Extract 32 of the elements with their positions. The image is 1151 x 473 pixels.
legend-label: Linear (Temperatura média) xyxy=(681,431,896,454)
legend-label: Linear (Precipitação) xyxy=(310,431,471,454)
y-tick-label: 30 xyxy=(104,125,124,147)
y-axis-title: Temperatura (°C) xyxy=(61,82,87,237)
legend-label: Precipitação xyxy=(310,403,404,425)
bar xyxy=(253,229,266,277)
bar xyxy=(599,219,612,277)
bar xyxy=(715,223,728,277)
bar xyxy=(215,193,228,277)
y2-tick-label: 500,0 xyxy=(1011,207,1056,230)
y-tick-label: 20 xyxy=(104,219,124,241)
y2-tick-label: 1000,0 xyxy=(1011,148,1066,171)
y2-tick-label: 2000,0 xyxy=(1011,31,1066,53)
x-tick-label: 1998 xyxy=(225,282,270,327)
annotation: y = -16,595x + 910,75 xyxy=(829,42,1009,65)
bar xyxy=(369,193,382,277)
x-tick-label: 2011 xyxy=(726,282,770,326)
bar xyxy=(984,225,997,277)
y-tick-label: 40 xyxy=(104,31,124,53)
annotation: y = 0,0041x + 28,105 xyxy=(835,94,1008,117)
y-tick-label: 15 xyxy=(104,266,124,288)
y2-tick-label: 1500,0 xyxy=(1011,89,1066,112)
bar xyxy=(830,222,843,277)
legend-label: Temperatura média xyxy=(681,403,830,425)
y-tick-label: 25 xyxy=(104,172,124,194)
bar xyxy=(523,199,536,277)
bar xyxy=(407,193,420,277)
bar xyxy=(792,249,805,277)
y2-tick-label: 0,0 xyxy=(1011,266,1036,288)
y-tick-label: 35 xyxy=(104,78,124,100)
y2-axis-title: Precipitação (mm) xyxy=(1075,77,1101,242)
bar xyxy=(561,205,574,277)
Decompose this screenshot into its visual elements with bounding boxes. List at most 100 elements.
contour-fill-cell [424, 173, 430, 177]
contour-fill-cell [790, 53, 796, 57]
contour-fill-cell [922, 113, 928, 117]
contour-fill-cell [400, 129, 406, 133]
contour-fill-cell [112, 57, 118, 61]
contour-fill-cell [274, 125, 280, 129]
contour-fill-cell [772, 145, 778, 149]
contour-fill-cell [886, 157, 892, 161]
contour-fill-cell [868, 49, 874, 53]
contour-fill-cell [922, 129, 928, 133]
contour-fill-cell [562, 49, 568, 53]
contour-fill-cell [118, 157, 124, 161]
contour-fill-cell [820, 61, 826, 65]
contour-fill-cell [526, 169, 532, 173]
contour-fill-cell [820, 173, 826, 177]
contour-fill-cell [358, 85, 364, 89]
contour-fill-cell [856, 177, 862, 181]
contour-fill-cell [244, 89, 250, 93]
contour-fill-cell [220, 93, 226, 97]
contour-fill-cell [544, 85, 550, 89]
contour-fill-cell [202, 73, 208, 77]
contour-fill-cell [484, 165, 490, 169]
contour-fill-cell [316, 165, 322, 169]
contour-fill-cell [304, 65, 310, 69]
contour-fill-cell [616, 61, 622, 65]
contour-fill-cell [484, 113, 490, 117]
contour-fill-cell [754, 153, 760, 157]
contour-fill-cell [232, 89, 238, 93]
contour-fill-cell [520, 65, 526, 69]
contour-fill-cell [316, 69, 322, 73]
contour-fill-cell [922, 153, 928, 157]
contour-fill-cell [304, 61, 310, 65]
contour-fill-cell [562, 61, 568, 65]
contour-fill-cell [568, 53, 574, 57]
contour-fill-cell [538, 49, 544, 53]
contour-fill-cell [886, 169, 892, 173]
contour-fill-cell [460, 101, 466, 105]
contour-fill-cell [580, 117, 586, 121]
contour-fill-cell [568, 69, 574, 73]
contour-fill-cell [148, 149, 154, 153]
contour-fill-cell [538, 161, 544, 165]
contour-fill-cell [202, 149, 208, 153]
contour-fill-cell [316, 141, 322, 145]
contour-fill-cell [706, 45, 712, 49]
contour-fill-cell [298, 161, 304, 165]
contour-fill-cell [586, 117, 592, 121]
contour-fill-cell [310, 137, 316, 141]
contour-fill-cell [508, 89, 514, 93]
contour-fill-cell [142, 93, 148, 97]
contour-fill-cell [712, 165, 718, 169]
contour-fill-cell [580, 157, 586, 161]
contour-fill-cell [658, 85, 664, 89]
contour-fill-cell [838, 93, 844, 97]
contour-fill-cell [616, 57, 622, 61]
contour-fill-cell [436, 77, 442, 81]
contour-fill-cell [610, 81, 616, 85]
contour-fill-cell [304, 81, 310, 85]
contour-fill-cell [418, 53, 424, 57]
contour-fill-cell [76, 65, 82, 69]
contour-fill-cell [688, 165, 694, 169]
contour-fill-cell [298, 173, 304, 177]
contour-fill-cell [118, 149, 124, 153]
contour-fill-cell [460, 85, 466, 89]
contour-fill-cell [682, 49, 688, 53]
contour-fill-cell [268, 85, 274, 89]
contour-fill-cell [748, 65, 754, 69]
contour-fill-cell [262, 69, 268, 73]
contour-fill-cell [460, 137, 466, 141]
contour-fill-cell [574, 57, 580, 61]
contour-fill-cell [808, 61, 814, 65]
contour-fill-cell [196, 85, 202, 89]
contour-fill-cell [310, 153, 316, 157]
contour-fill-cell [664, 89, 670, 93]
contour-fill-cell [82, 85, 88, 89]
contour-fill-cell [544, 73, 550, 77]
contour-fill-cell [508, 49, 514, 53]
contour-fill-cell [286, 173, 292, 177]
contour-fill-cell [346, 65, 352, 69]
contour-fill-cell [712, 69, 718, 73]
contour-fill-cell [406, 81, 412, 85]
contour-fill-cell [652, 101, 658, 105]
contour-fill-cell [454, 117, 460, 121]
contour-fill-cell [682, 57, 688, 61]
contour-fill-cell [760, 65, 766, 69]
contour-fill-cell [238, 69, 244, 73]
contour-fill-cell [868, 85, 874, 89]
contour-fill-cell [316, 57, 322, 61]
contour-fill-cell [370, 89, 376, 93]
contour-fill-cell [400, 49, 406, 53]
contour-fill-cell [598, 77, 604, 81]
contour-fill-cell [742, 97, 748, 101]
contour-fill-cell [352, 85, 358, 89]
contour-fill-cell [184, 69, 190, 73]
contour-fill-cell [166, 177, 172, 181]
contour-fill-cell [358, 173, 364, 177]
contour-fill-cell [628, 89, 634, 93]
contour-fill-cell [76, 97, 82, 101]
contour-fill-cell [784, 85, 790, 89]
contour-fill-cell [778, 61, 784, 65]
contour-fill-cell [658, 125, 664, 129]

------------------------

Work instructions -
Reproduce all of the lines above verbatim, from the first to the last.

Final result -
Extract 32 of the elements with their positions. The image is 1151 x 473 pixels.
legend-label: Linear (Temperatura média) xyxy=(681,431,896,454)
legend-label: Linear (Precipitação) xyxy=(310,431,471,454)
y-tick-label: 30 xyxy=(104,125,124,147)
y-axis-title: Temperatura (°C) xyxy=(61,82,87,237)
legend-label: Precipitação xyxy=(310,403,404,425)
bar xyxy=(253,229,266,277)
bar xyxy=(599,219,612,277)
bar xyxy=(715,223,728,277)
bar xyxy=(215,193,228,277)
y2-tick-label: 500,0 xyxy=(1011,207,1056,230)
y-tick-label: 20 xyxy=(104,219,124,241)
y2-tick-label: 1000,0 xyxy=(1011,148,1066,171)
y2-tick-label: 2000,0 xyxy=(1011,31,1066,53)
x-tick-label: 1998 xyxy=(225,282,270,327)
annotation: y = -16,595x + 910,75 xyxy=(829,42,1009,65)
bar xyxy=(369,193,382,277)
x-tick-label: 2011 xyxy=(726,282,770,326)
bar xyxy=(984,225,997,277)
y-tick-label: 40 xyxy=(104,31,124,53)
annotation: y = 0,0041x + 28,105 xyxy=(835,94,1008,117)
y-tick-label: 15 xyxy=(104,266,124,288)
y2-tick-label: 1500,0 xyxy=(1011,89,1066,112)
bar xyxy=(830,222,843,277)
legend-label: Temperatura média xyxy=(681,403,830,425)
y-tick-label: 25 xyxy=(104,172,124,194)
bar xyxy=(523,199,536,277)
bar xyxy=(407,193,420,277)
bar xyxy=(792,249,805,277)
y2-tick-label: 0,0 xyxy=(1011,266,1036,288)
y-tick-label: 35 xyxy=(104,78,124,100)
y2-axis-title: Precipitação (mm) xyxy=(1075,77,1101,242)
bar xyxy=(561,205,574,277)
Decompose this screenshot into its visual elements with bounding boxes. List at most 100 elements.
contour-fill-cell [424, 173, 430, 177]
contour-fill-cell [790, 53, 796, 57]
contour-fill-cell [922, 113, 928, 117]
contour-fill-cell [400, 129, 406, 133]
contour-fill-cell [112, 57, 118, 61]
contour-fill-cell [274, 125, 280, 129]
contour-fill-cell [772, 145, 778, 149]
contour-fill-cell [886, 157, 892, 161]
contour-fill-cell [868, 49, 874, 53]
contour-fill-cell [922, 129, 928, 133]
contour-fill-cell [562, 49, 568, 53]
contour-fill-cell [118, 157, 124, 161]
contour-fill-cell [820, 61, 826, 65]
contour-fill-cell [526, 169, 532, 173]
contour-fill-cell [820, 173, 826, 177]
contour-fill-cell [358, 85, 364, 89]
contour-fill-cell [856, 177, 862, 181]
contour-fill-cell [244, 89, 250, 93]
contour-fill-cell [220, 93, 226, 97]
contour-fill-cell [544, 85, 550, 89]
contour-fill-cell [202, 73, 208, 77]
contour-fill-cell [484, 165, 490, 169]
contour-fill-cell [316, 165, 322, 169]
contour-fill-cell [304, 65, 310, 69]
contour-fill-cell [616, 61, 622, 65]
contour-fill-cell [484, 113, 490, 117]
contour-fill-cell [754, 153, 760, 157]
contour-fill-cell [232, 89, 238, 93]
contour-fill-cell [520, 65, 526, 69]
contour-fill-cell [316, 69, 322, 73]
contour-fill-cell [922, 153, 928, 157]
contour-fill-cell [304, 61, 310, 65]
contour-fill-cell [562, 61, 568, 65]
contour-fill-cell [568, 53, 574, 57]
contour-fill-cell [538, 49, 544, 53]
contour-fill-cell [886, 169, 892, 173]
contour-fill-cell [460, 101, 466, 105]
contour-fill-cell [580, 117, 586, 121]
contour-fill-cell [568, 69, 574, 73]
contour-fill-cell [148, 149, 154, 153]
contour-fill-cell [538, 161, 544, 165]
contour-fill-cell [202, 149, 208, 153]
contour-fill-cell [316, 141, 322, 145]
contour-fill-cell [706, 45, 712, 49]
contour-fill-cell [298, 161, 304, 165]
contour-fill-cell [586, 117, 592, 121]
contour-fill-cell [310, 137, 316, 141]
contour-fill-cell [508, 89, 514, 93]
contour-fill-cell [142, 93, 148, 97]
contour-fill-cell [712, 165, 718, 169]
contour-fill-cell [580, 157, 586, 161]
contour-fill-cell [658, 85, 664, 89]
contour-fill-cell [838, 93, 844, 97]
contour-fill-cell [616, 57, 622, 61]
contour-fill-cell [436, 77, 442, 81]
contour-fill-cell [610, 81, 616, 85]
contour-fill-cell [304, 81, 310, 85]
contour-fill-cell [418, 53, 424, 57]
contour-fill-cell [76, 65, 82, 69]
contour-fill-cell [688, 165, 694, 169]
contour-fill-cell [298, 173, 304, 177]
contour-fill-cell [118, 149, 124, 153]
contour-fill-cell [460, 85, 466, 89]
contour-fill-cell [682, 49, 688, 53]
contour-fill-cell [268, 85, 274, 89]
contour-fill-cell [748, 65, 754, 69]
contour-fill-cell [262, 69, 268, 73]
contour-fill-cell [460, 137, 466, 141]
contour-fill-cell [574, 57, 580, 61]
contour-fill-cell [808, 61, 814, 65]
contour-fill-cell [196, 85, 202, 89]
contour-fill-cell [310, 153, 316, 157]
contour-fill-cell [664, 89, 670, 93]
contour-fill-cell [82, 85, 88, 89]
contour-fill-cell [544, 73, 550, 77]
contour-fill-cell [508, 49, 514, 53]
contour-fill-cell [286, 173, 292, 177]
contour-fill-cell [346, 65, 352, 69]
contour-fill-cell [712, 69, 718, 73]
contour-fill-cell [406, 81, 412, 85]
contour-fill-cell [652, 101, 658, 105]
contour-fill-cell [454, 117, 460, 121]
contour-fill-cell [682, 57, 688, 61]
contour-fill-cell [760, 65, 766, 69]
contour-fill-cell [238, 69, 244, 73]
contour-fill-cell [868, 85, 874, 89]
contour-fill-cell [316, 57, 322, 61]
contour-fill-cell [370, 89, 376, 93]
contour-fill-cell [400, 49, 406, 53]
contour-fill-cell [598, 77, 604, 81]
contour-fill-cell [742, 97, 748, 101]
contour-fill-cell [352, 85, 358, 89]
contour-fill-cell [184, 69, 190, 73]
contour-fill-cell [166, 177, 172, 181]
contour-fill-cell [358, 173, 364, 177]
contour-fill-cell [628, 89, 634, 93]
contour-fill-cell [76, 97, 82, 101]
contour-fill-cell [784, 85, 790, 89]
contour-fill-cell [778, 61, 784, 65]
contour-fill-cell [658, 125, 664, 129]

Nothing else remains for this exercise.